___ Records supplied

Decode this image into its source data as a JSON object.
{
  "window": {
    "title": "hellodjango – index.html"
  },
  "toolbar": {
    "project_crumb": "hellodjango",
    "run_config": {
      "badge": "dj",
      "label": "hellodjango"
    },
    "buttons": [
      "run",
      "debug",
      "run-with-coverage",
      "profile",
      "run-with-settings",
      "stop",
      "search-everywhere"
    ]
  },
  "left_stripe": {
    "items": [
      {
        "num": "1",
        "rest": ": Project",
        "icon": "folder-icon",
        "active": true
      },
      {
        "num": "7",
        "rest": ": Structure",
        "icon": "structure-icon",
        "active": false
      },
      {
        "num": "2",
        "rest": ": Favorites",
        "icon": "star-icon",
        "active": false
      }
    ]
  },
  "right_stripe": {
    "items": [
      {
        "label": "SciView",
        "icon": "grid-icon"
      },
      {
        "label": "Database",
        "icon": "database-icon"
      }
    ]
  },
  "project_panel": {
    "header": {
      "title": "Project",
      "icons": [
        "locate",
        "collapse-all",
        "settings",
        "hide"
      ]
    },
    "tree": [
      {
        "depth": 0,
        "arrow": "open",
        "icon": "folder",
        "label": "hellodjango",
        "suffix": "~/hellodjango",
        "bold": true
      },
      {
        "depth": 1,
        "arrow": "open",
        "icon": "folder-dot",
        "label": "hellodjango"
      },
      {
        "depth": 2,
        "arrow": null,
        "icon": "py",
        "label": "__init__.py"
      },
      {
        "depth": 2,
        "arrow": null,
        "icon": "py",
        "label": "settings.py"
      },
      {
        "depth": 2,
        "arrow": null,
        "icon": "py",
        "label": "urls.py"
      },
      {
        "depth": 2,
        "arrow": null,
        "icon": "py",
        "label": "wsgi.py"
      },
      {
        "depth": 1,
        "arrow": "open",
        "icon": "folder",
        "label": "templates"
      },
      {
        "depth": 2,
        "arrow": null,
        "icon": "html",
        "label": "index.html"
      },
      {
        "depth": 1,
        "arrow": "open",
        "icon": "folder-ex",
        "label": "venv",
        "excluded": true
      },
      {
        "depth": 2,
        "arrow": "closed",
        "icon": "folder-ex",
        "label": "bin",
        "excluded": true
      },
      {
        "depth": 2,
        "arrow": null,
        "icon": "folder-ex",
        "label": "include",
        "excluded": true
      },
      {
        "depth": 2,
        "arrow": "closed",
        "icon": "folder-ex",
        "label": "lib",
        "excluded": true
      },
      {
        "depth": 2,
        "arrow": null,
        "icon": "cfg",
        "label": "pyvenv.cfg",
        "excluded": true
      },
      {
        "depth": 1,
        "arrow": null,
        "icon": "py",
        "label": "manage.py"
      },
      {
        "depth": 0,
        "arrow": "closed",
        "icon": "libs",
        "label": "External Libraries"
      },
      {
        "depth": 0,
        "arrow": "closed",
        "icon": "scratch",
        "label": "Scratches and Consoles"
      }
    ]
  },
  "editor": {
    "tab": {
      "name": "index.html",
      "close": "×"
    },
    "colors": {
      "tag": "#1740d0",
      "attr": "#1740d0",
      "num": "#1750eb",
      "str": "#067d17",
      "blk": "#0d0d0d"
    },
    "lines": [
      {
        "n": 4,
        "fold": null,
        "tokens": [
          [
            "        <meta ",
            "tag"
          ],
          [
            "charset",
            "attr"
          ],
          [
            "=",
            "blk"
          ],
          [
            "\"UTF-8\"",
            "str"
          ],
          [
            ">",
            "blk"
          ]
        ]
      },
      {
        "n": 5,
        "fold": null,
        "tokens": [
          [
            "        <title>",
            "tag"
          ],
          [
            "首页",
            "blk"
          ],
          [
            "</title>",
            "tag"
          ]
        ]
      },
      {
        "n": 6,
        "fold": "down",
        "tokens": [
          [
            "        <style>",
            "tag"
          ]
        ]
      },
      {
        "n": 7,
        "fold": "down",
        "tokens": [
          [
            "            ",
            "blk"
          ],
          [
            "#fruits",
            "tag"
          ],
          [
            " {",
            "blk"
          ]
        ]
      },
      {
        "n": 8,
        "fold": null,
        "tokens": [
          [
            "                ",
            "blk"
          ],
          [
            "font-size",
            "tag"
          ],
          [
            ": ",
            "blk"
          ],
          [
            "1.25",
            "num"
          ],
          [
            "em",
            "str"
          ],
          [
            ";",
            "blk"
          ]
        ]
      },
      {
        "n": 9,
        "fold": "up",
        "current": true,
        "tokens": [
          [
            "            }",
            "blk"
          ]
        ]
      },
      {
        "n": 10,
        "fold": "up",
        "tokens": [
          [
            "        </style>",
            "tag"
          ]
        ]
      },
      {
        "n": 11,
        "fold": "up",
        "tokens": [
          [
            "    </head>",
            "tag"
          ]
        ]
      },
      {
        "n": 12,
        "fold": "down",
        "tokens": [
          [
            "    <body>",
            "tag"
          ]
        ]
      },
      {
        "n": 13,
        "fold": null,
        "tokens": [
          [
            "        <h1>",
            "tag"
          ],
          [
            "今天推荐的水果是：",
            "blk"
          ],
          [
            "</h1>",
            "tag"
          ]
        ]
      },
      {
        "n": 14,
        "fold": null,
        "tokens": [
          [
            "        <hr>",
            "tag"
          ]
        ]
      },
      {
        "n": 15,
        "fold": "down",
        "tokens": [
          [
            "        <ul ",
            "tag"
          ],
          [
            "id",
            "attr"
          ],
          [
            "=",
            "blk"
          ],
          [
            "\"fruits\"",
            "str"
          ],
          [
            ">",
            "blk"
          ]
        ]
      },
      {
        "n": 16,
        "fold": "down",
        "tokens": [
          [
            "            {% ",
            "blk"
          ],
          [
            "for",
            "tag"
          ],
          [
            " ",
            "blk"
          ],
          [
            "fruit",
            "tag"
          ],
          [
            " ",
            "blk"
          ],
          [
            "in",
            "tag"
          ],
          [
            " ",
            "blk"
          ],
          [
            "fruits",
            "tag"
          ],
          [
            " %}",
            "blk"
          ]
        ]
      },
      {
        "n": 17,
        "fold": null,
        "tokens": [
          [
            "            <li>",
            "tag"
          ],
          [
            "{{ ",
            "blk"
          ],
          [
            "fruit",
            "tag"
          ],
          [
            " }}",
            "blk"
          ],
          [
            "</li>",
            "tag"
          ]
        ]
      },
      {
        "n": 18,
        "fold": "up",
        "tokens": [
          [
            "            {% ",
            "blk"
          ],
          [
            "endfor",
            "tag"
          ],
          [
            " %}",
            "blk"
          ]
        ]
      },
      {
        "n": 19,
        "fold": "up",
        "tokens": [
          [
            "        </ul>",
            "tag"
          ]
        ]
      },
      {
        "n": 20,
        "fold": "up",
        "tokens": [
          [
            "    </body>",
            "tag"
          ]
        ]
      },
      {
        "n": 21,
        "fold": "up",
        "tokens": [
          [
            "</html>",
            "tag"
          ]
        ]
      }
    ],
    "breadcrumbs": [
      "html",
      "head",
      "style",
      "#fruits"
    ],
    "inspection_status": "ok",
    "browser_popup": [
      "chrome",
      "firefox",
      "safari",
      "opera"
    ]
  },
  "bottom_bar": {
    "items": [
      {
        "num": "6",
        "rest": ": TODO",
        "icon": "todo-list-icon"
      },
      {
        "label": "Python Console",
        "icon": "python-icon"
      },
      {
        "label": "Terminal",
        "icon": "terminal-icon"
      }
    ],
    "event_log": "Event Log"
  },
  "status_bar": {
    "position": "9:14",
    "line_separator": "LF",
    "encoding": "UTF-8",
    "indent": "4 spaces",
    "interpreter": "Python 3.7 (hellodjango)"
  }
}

______

Aim
Repeat back the data above, exact to the last character.

The completed task
Decode this image into its source data as a JSON object.
{
  "window": {
    "title": "hellodjango – index.html"
  },
  "toolbar": {
    "project_crumb": "hellodjango",
    "run_config": {
      "badge": "dj",
      "label": "hellodjango"
    },
    "buttons": [
      "run",
      "debug",
      "run-with-coverage",
      "profile",
      "run-with-settings",
      "stop",
      "search-everywhere"
    ]
  },
  "left_stripe": {
    "items": [
      {
        "num": "1",
        "rest": ": Project",
        "icon": "folder-icon",
        "active": true
      },
      {
        "num": "7",
        "rest": ": Structure",
        "icon": "structure-icon",
        "active": false
      },
      {
        "num": "2",
        "rest": ": Favorites",
        "icon": "star-icon",
        "active": false
      }
    ]
  },
  "right_stripe": {
    "items": [
      {
        "label": "SciView",
        "icon": "grid-icon"
      },
      {
        "label": "Database",
        "icon": "database-icon"
      }
    ]
  },
  "project_panel": {
    "header": {
      "title": "Project",
      "icons": [
        "locate",
        "collapse-all",
        "settings",
        "hide"
      ]
    },
    "tree": [
      {
        "depth": 0,
        "arrow": "open",
        "icon": "folder",
        "label": "hellodjango",
        "suffix": "~/hellodjango",
        "bold": true
      },
      {
        "depth": 1,
        "arrow": "open",
        "icon": "folder-dot",
        "label": "hellodjango"
      },
      {
        "depth": 2,
        "arrow": null,
        "icon": "py",
        "label": "__init__.py"
      },
      {
        "depth": 2,
        "arrow": null,
        "icon": "py",
        "label": "settings.py"
      },
      {
        "depth": 2,
        "arrow": null,
        "icon": "py",
        "label": "urls.py"
      },
      {
        "depth": 2,
        "arrow": null,
        "icon": "py",
        "label": "wsgi.py"
      },
      {
        "depth": 1,
        "arrow": "open",
        "icon": "folder",
        "label": "templates"
      },
      {
        "depth": 2,
        "arrow": null,
        "icon": "html",
        "label": "index.html"
      },
      {
        "depth": 1,
        "arrow": "open",
        "icon": "folder-ex",
        "label": "venv",
        "excluded": true
      },
      {
        "depth": 2,
        "arrow": "closed",
        "icon": "folder-ex",
        "label": "bin",
        "excluded": true
      },
      {
        "depth": 2,
        "arrow": null,
        "icon": "folder-ex",
        "label": "include",
        "excluded": true
      },
      {
        "depth": 2,
        "arrow": "closed",
        "icon": "folder-ex",
        "label": "lib",
        "excluded": true
      },
      {
        "depth": 2,
        "arrow": null,
        "icon": "cfg",
        "label": "pyvenv.cfg",
        "excluded": true
      },
      {
        "depth": 1,
        "arrow": null,
        "icon": "py",
        "label": "manage.py"
      },
      {
        "depth": 0,
        "arrow": "closed",
        "icon": "libs",
        "label": "External Libraries"
      },
      {
        "depth": 0,
        "arrow": "closed",
        "icon": "scratch",
        "label": "Scratches and Consoles"
      }
    ]
  },
  "editor": {
    "tab": {
      "name": "index.html",
      "close": "×"
    },
    "colors": {
      "tag": "#1740d0",
      "attr": "#1740d0",
      "num": "#1750eb",
      "str": "#067d17",
      "blk": "#0d0d0d"
    },
    "lines": [
      {
        "n": 4,
        "fold": null,
        "tokens": [
          [
            "        <meta ",
            "tag"
          ],
          [
            "charset",
            "attr"
          ],
          [
            "=",
            "blk"
          ],
          [
            "\"UTF-8\"",
            "str"
          ],
          [
            ">",
            "blk"
          ]
        ]
      },
      {
        "n": 5,
        "fold": null,
        "tokens": [
          [
            "        <title>",
            "tag"
          ],
          [
            "首页",
            "blk"
          ],
          [
            "</title>",
            "tag"
          ]
        ]
      },
      {
        "n": 6,
        "fold": "down",
        "tokens": [
          [
            "        <style>",
            "tag"
          ]
        ]
      },
      {
        "n": 7,
        "fold": "down",
        "tokens": [
          [
            "            ",
            "blk"
          ],
          [
            "#fruits",
            "tag"
          ],
          [
            " {",
            "blk"
          ]
        ]
      },
      {
        "n": 8,
        "fold": null,
        "tokens": [
          [
            "                ",
            "blk"
          ],
          [
            "font-size",
            "tag"
          ],
          [
            ": ",
            "blk"
          ],
          [
            "1.25",
            "num"
          ],
          [
            "em",
            "str"
          ],
          [
            ";",
            "blk"
          ]
        ]
      },
      {
        "n": 9,
        "fold": "up",
        "current": true,
        "tokens": [
          [
            "            }",
            "blk"
          ]
        ]
      },
      {
        "n": 10,
        "fold": "up",
        "tokens": [
          [
            "        </style>",
            "tag"
          ]
        ]
      },
      {
        "n": 11,
        "fold": "up",
        "tokens": [
          [
            "    </head>",
            "tag"
          ]
        ]
      },
      {
        "n": 12,
        "fold": "down",
        "tokens": [
          [
            "    <body>",
            "tag"
          ]
        ]
      },
      {
        "n": 13,
        "fold": null,
        "tokens": [
          [
            "        <h1>",
            "tag"
          ],
          [
            "今天推荐的水果是：",
            "blk"
          ],
          [
            "</h1>",
            "tag"
          ]
        ]
      },
      {
        "n": 14,
        "fold": null,
        "tokens": [
          [
            "        <hr>",
            "tag"
          ]
        ]
      },
      {
        "n": 15,
        "fold": "down",
        "tokens": [
          [
            "        <ul ",
            "tag"
          ],
          [
            "id",
            "attr"
          ],
          [
            "=",
            "blk"
          ],
          [
            "\"fruits\"",
            "str"
          ],
          [
            ">",
            "blk"
          ]
        ]
      },
      {
        "n": 16,
        "fold": "down",
        "tokens": [
          [
            "            {% ",
            "blk"
          ],
          [
            "for",
            "tag"
          ],
          [
            " ",
            "blk"
          ],
          [
            "fruit",
            "tag"
          ],
          [
            " ",
            "blk"
          ],
          [
            "in",
            "tag"
          ],
          [
            " ",
            "blk"
          ],
          [
            "fruits",
            "tag"
          ],
          [
            " %}",
            "blk"
          ]
        ]
      },
      {
        "n": 17,
        "fold": null,
        "tokens": [
          [
            "            <li>",
            "tag"
          ],
          [
            "{{ ",
            "blk"
          ],
          [
            "fruit",
            "tag"
          ],
          [
            " }}",
            "blk"
          ],
          [
            "</li>",
            "tag"
          ]
        ]
      },
      {
        "n": 18,
        "fold": "up",
        "tokens": [
          [
            "            {% ",
            "blk"
          ],
          [
            "endfor",
            "tag"
          ],
          [
            " %}",
            "blk"
          ]
        ]
      },
      {
        "n": 19,
        "fold": "up",
        "tokens": [
          [
            "        </ul>",
            "tag"
          ]
        ]
      },
      {
        "n": 20,
        "fold": "up",
        "tokens": [
          [
            "    </body>",
            "tag"
          ]
        ]
      },
      {
        "n": 21,
        "fold": "up",
        "tokens": [
          [
            "</html>",
            "tag"
          ]
        ]
      }
    ],
    "breadcrumbs": [
      "html",
      "head",
      "style",
      "#fruits"
    ],
    "inspection_status": "ok",
    "browser_popup": [
      "chrome",
      "firefox",
      "safari",
      "opera"
    ]
  },
  "bottom_bar": {
    "items": [
      {
        "num": "6",
        "rest": ": TODO",
        "icon": "todo-list-icon"
      },
      {
        "label": "Python Console",
        "icon": "python-icon"
      },
      {
        "label": "Terminal",
        "icon": "terminal-icon"
      }
    ],
    "event_log": "Event Log"
  },
  "status_bar": {
    "position": "9:14",
    "line_separator": "LF",
    "encoding": "UTF-8",
    "indent": "4 spaces",
    "interpreter": "Python 3.7 (hellodjango)"
  }
}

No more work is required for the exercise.